WHAT TO DO =
Quote all of the data below exactly, please.

** Start SOURCE DATA **

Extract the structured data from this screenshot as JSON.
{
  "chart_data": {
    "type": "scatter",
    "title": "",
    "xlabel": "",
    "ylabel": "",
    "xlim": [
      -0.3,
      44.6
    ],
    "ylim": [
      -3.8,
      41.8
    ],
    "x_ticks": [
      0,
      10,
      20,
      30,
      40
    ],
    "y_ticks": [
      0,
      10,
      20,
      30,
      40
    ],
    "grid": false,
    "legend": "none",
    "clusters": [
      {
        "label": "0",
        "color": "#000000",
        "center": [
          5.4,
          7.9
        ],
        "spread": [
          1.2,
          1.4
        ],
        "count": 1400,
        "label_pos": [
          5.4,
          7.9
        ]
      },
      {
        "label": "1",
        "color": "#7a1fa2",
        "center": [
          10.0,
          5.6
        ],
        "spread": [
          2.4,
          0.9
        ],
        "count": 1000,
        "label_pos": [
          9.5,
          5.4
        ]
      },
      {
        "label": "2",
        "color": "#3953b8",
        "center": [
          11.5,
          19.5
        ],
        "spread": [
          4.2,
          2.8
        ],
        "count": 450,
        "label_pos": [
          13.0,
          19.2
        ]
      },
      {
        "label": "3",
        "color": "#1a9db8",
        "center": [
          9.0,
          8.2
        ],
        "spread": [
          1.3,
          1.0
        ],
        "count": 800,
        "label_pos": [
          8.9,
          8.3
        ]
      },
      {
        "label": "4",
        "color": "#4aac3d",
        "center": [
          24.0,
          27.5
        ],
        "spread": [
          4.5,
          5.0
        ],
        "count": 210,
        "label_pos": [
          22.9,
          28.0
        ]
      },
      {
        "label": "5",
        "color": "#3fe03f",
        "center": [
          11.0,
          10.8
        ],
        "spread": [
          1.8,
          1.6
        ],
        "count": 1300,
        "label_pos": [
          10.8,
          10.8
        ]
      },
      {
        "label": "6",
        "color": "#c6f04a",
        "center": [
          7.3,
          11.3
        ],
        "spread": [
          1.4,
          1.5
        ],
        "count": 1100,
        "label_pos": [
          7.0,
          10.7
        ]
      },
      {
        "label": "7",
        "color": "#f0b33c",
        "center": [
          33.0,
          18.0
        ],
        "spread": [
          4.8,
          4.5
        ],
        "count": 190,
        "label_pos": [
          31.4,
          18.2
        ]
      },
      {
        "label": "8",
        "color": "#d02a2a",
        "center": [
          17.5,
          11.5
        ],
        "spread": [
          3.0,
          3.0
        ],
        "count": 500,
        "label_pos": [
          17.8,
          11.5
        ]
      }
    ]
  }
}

** End SOURCE DATA **

ANSWER FOR THIS EXERCISE =
Extract the structured data from this screenshot as JSON.
{
  "chart_data": {
    "type": "scatter",
    "title": "",
    "xlabel": "",
    "ylabel": "",
    "xlim": [
      -0.3,
      44.6
    ],
    "ylim": [
      -3.8,
      41.8
    ],
    "x_ticks": [
      0,
      10,
      20,
      30,
      40
    ],
    "y_ticks": [
      0,
      10,
      20,
      30,
      40
    ],
    "grid": false,
    "legend": "none",
    "clusters": [
      {
        "label": "0",
        "color": "#000000",
        "center": [
          5.4,
          7.9
        ],
        "spread": [
          1.2,
          1.4
        ],
        "count": 1400,
        "label_pos": [
          5.4,
          7.9
        ]
      },
      {
        "label": "1",
        "color": "#7a1fa2",
        "center": [
          10.0,
          5.6
        ],
        "spread": [
          2.4,
          0.9
        ],
        "count": 1000,
        "label_pos": [
          9.5,
          5.4
        ]
      },
      {
        "label": "2",
        "color": "#3953b8",
        "center": [
          11.5,
          19.5
        ],
        "spread": [
          4.2,
          2.8
        ],
        "count": 450,
        "label_pos": [
          13.0,
          19.2
        ]
      },
      {
        "label": "3",
        "color": "#1a9db8",
        "center": [
          9.0,
          8.2
        ],
        "spread": [
          1.3,
          1.0
        ],
        "count": 800,
        "label_pos": [
          8.9,
          8.3
        ]
      },
      {
        "label": "4",
        "color": "#4aac3d",
        "center": [
          24.0,
          27.5
        ],
        "spread": [
          4.5,
          5.0
        ],
        "count": 210,
        "label_pos": [
          22.9,
          28.0
        ]
      },
      {
        "label": "5",
        "color": "#3fe03f",
        "center": [
          11.0,
          10.8
        ],
        "spread": [
          1.8,
          1.6
        ],
        "count": 1300,
        "label_pos": [
          10.8,
          10.8
        ]
      },
      {
        "label": "6",
        "color": "#c6f04a",
        "center": [
          7.3,
          11.3
        ],
        "spread": [
          1.4,
          1.5
        ],
        "count": 1100,
        "label_pos": [
          7.0,
          10.7
        ]
      },
      {
        "label": "7",
        "color": "#f0b33c",
        "center": [
          33.0,
          18.0
        ],
        "spread": [
          4.8,
          4.5
        ],
        "count": 190,
        "label_pos": [
          31.4,
          18.2
        ]
      },
      {
        "label": "8",
        "color": "#d02a2a",
        "center": [
          17.5,
          11.5
        ],
        "spread": [
          3.0,
          3.0
        ],
        "count": 500,
        "label_pos": [
          17.8,
          11.5
        ]
      }
    ]
  }
}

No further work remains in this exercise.